> _The problem_
Copy out the lines that include the word "left".

> _Entries from a dataset_
---+---

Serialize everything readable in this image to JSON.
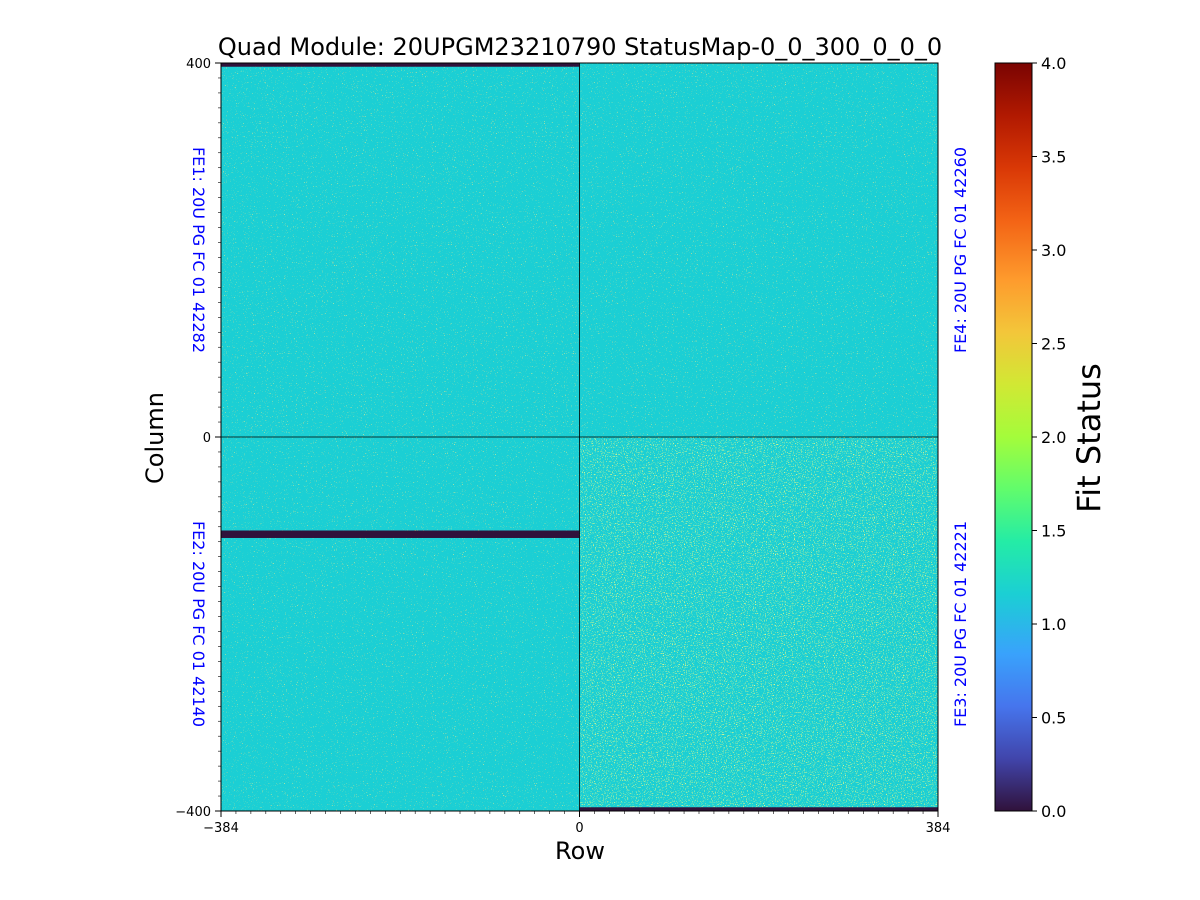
{
  "chart_data": {
    "type": "heatmap",
    "title": "Quad Module: 20UPGM23210790 StatusMap-0_0_300_0_0_0",
    "xlabel": "Row",
    "ylabel": "Column",
    "xlim": [
      -384,
      384
    ],
    "ylim": [
      -400,
      400
    ],
    "x_ticks": [
      "−384",
      "0",
      "384"
    ],
    "y_ticks": [
      "400",
      "0",
      "−400"
    ],
    "colorbar": {
      "label": "Fit Status",
      "range": [
        0.0,
        4.0
      ],
      "ticks": [
        "0.0",
        "0.5",
        "1.0",
        "1.5",
        "2.0",
        "2.5",
        "3.0",
        "3.5",
        "4.0"
      ],
      "colormap": "turbo"
    },
    "quadrants": [
      {
        "name": "FE1: 20U PG FC 01 42282",
        "position": "top-left",
        "x_range": [
          -384,
          0
        ],
        "y_range": [
          0,
          400
        ],
        "dominant_status": 1.0,
        "dead_rows": [
          [
            396,
            400
          ]
        ]
      },
      {
        "name": "FE4: 20U PG FC 01 42260",
        "position": "top-right",
        "x_range": [
          0,
          384
        ],
        "y_range": [
          0,
          400
        ],
        "dominant_status": 1.0,
        "dead_rows": []
      },
      {
        "name": "FE2: 20U PG FC 01 42140",
        "position": "bottom-left",
        "x_range": [
          -384,
          0
        ],
        "y_range": [
          -400,
          0
        ],
        "dominant_status": 1.0,
        "dead_rows": [
          [
            -108,
            -100
          ]
        ]
      },
      {
        "name": "FE3: 20U PG FC 01 42221",
        "position": "bottom-right",
        "x_range": [
          0,
          384
        ],
        "y_range": [
          -400,
          0
        ],
        "dominant_status": 1.0,
        "dead_rows": [
          [
            -400,
            -396
          ]
        ]
      }
    ]
  }
}
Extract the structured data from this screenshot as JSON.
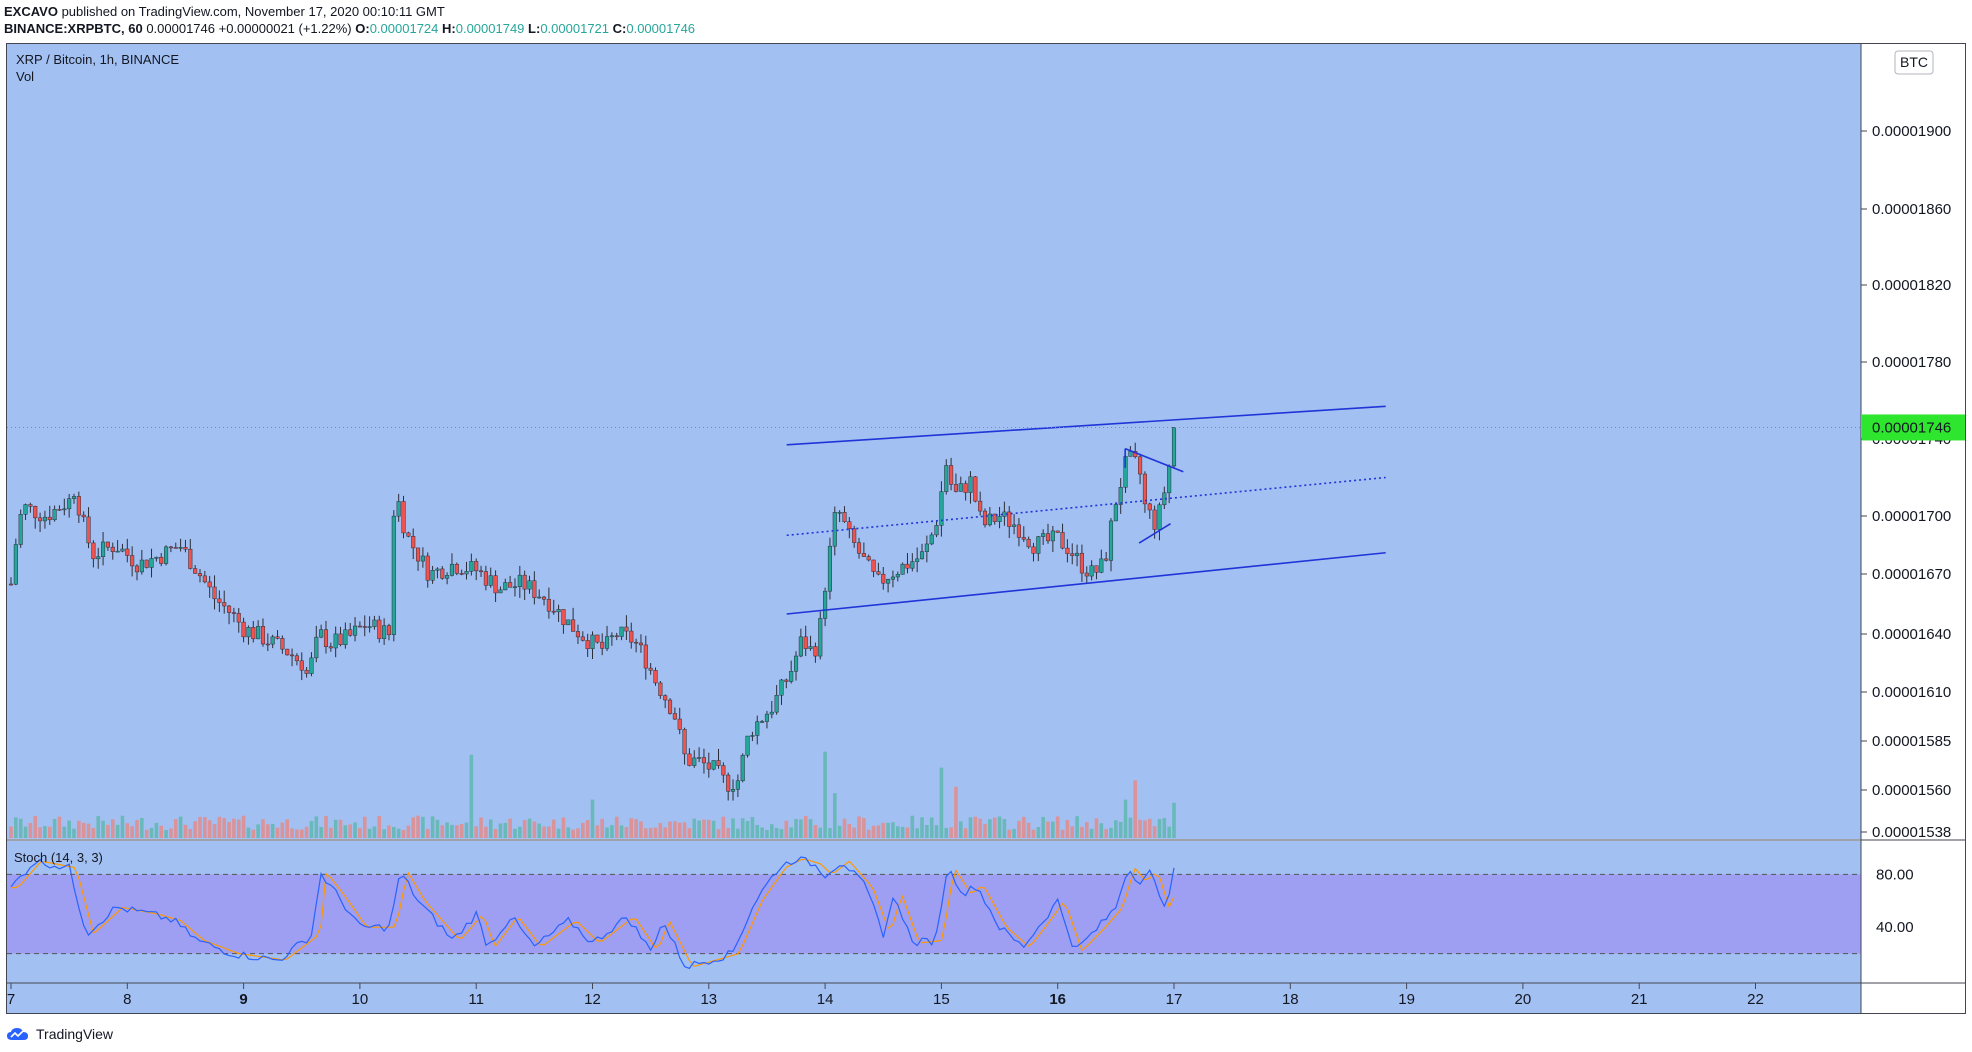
{
  "header": {
    "publisher": "EXCAVO",
    "published_text": "published on TradingView.com, November 17, 2020 00:10:11 GMT",
    "symbol": "BINANCE:XRPBTC, 60",
    "last": "0.00001746",
    "change": "+0.00000021 (+1.22%)",
    "o_label": "O:",
    "o_value": "0.00001724",
    "h_label": "H:",
    "h_value": "0.00001749",
    "l_label": "L:",
    "l_value": "0.00001721",
    "c_label": "C:",
    "c_value": "0.00001746"
  },
  "chart": {
    "title": "XRP / Bitcoin, 1h, BINANCE",
    "vol_label": "Vol",
    "currency_badge": "BTC",
    "stoch_label": "Stoch (14, 3, 3)",
    "footer_brand": "TradingView"
  },
  "chart_data": {
    "type": "candlestick",
    "y_axis": {
      "ticks": [
        "0.00001900",
        "0.00001860",
        "0.00001820",
        "0.00001780",
        "0.00001740",
        "0.00001700",
        "0.00001670",
        "0.00001640",
        "0.00001610",
        "0.00001585",
        "0.00001560",
        "0.00001538"
      ],
      "last_price": "0.00001746",
      "ylim": [
        1.533e-05,
        1.93e-05
      ]
    },
    "x_axis": {
      "ticks": [
        "7",
        "8",
        "9",
        "10",
        "11",
        "12",
        "13",
        "14",
        "15",
        "16",
        "17",
        "18",
        "19",
        "20",
        "21",
        "22"
      ],
      "bold_ticks": [
        "9",
        "16"
      ],
      "unit": "day of November 2020"
    },
    "price_path": [
      [
        7.0,
        1.665e-05
      ],
      [
        7.05,
        1.69e-05
      ],
      [
        7.1,
        1.705e-05
      ],
      [
        7.3,
        1.7e-05
      ],
      [
        7.5,
        1.708e-05
      ],
      [
        7.55,
        1.715e-05
      ],
      [
        7.6,
        1.7e-05
      ],
      [
        7.7,
        1.68e-05
      ],
      [
        7.9,
        1.685e-05
      ],
      [
        8.1,
        1.675e-05
      ],
      [
        8.3,
        1.68e-05
      ],
      [
        8.45,
        1.685e-05
      ],
      [
        8.6,
        1.672e-05
      ],
      [
        8.75,
        1.658e-05
      ],
      [
        8.9,
        1.65e-05
      ],
      [
        9.0,
        1.643e-05
      ],
      [
        9.2,
        1.637e-05
      ],
      [
        9.4,
        1.63e-05
      ],
      [
        9.5,
        1.625e-05
      ],
      [
        9.55,
        1.618e-05
      ],
      [
        9.65,
        1.64e-05
      ],
      [
        9.75,
        1.635e-05
      ],
      [
        9.9,
        1.638e-05
      ],
      [
        10.05,
        1.645e-05
      ],
      [
        10.25,
        1.64e-05
      ],
      [
        10.3,
        1.715e-05
      ],
      [
        10.4,
        1.69e-05
      ],
      [
        10.6,
        1.67e-05
      ],
      [
        10.8,
        1.675e-05
      ],
      [
        11.0,
        1.672e-05
      ],
      [
        11.2,
        1.663e-05
      ],
      [
        11.4,
        1.665e-05
      ],
      [
        11.6,
        1.658e-05
      ],
      [
        11.8,
        1.645e-05
      ],
      [
        12.0,
        1.635e-05
      ],
      [
        12.1,
        1.632e-05
      ],
      [
        12.2,
        1.64e-05
      ],
      [
        12.35,
        1.637e-05
      ],
      [
        12.45,
        1.628e-05
      ],
      [
        12.55,
        1.615e-05
      ],
      [
        12.7,
        1.6e-05
      ],
      [
        12.8,
        1.575e-05
      ],
      [
        12.9,
        1.575e-05
      ],
      [
        13.05,
        1.57e-05
      ],
      [
        13.15,
        1.563e-05
      ],
      [
        13.25,
        1.565e-05
      ],
      [
        13.35,
        1.59e-05
      ],
      [
        13.55,
        1.603e-05
      ],
      [
        13.7,
        1.62e-05
      ],
      [
        13.8,
        1.637e-05
      ],
      [
        13.9,
        1.63e-05
      ],
      [
        13.95,
        1.64e-05
      ],
      [
        14.0,
        1.665e-05
      ],
      [
        14.1,
        1.705e-05
      ],
      [
        14.2,
        1.69e-05
      ],
      [
        14.35,
        1.675e-05
      ],
      [
        14.45,
        1.665e-05
      ],
      [
        14.55,
        1.67e-05
      ],
      [
        14.7,
        1.675e-05
      ],
      [
        14.85,
        1.68e-05
      ],
      [
        14.95,
        1.695e-05
      ],
      [
        15.05,
        1.73e-05
      ],
      [
        15.1,
        1.71e-05
      ],
      [
        15.25,
        1.718e-05
      ],
      [
        15.35,
        1.695e-05
      ],
      [
        15.5,
        1.7e-05
      ],
      [
        15.65,
        1.695e-05
      ],
      [
        15.8,
        1.685e-05
      ],
      [
        16.0,
        1.688e-05
      ],
      [
        16.1,
        1.683e-05
      ],
      [
        16.2,
        1.675e-05
      ],
      [
        16.3,
        1.67e-05
      ],
      [
        16.4,
        1.675e-05
      ],
      [
        16.5,
        1.708e-05
      ],
      [
        16.6,
        1.73e-05
      ],
      [
        16.7,
        1.725e-05
      ],
      [
        16.75,
        1.705e-05
      ],
      [
        16.85,
        1.695e-05
      ],
      [
        16.95,
        1.722e-05
      ],
      [
        17.0,
        1.746e-05
      ]
    ],
    "stoch": {
      "levels": [
        "80.00",
        "40.00"
      ],
      "k_path": [
        [
          7.0,
          70
        ],
        [
          7.2,
          90
        ],
        [
          7.5,
          85
        ],
        [
          7.65,
          35
        ],
        [
          7.9,
          55
        ],
        [
          8.2,
          50
        ],
        [
          8.4,
          45
        ],
        [
          8.6,
          30
        ],
        [
          8.9,
          20
        ],
        [
          9.3,
          15
        ],
        [
          9.6,
          35
        ],
        [
          9.65,
          82
        ],
        [
          9.8,
          65
        ],
        [
          10.0,
          40
        ],
        [
          10.25,
          40
        ],
        [
          10.35,
          82
        ],
        [
          10.5,
          60
        ],
        [
          10.8,
          30
        ],
        [
          11.0,
          50
        ],
        [
          11.1,
          25
        ],
        [
          11.3,
          48
        ],
        [
          11.5,
          25
        ],
        [
          11.8,
          45
        ],
        [
          12.0,
          28
        ],
        [
          12.3,
          48
        ],
        [
          12.5,
          22
        ],
        [
          12.6,
          45
        ],
        [
          12.8,
          10
        ],
        [
          13.0,
          15
        ],
        [
          13.2,
          20
        ],
        [
          13.4,
          60
        ],
        [
          13.6,
          85
        ],
        [
          13.75,
          92
        ],
        [
          13.9,
          88
        ],
        [
          14.0,
          80
        ],
        [
          14.15,
          90
        ],
        [
          14.35,
          70
        ],
        [
          14.5,
          35
        ],
        [
          14.6,
          65
        ],
        [
          14.75,
          28
        ],
        [
          14.95,
          30
        ],
        [
          15.05,
          85
        ],
        [
          15.2,
          65
        ],
        [
          15.3,
          72
        ],
        [
          15.5,
          40
        ],
        [
          15.7,
          25
        ],
        [
          15.85,
          42
        ],
        [
          16.0,
          60
        ],
        [
          16.15,
          22
        ],
        [
          16.35,
          40
        ],
        [
          16.5,
          55
        ],
        [
          16.6,
          85
        ],
        [
          16.7,
          75
        ],
        [
          16.8,
          82
        ],
        [
          16.9,
          55
        ],
        [
          16.95,
          65
        ],
        [
          17.0,
          82
        ]
      ]
    },
    "trendlines": {
      "channel_upper": [
        [
          13.67,
          1.737e-05
        ],
        [
          18.82,
          1.757e-05
        ]
      ],
      "channel_lower": [
        [
          13.67,
          1.65e-05
        ],
        [
          18.82,
          1.681e-05
        ]
      ],
      "channel_mid": [
        [
          13.67,
          1.69e-05
        ],
        [
          18.82,
          1.72e-05
        ]
      ],
      "pennant_upper": [
        [
          16.58,
          1.735e-05
        ],
        [
          17.08,
          1.723e-05
        ]
      ],
      "pennant_lower": [
        [
          16.7,
          1.686e-05
        ],
        [
          16.97,
          1.696e-05
        ]
      ]
    },
    "colors": {
      "background": "#a3c0f2",
      "up": "#26a69a",
      "down": "#ef5350",
      "trendline": "#1f35d8",
      "stoch_k": "#2962ff",
      "stoch_d": "#ff9800",
      "stoch_band": "#9d9bf2",
      "price_badge": "#2ee62e"
    }
  }
}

---+---

> _Task result_
        "position": "top-left",
        "position": "bottom-left",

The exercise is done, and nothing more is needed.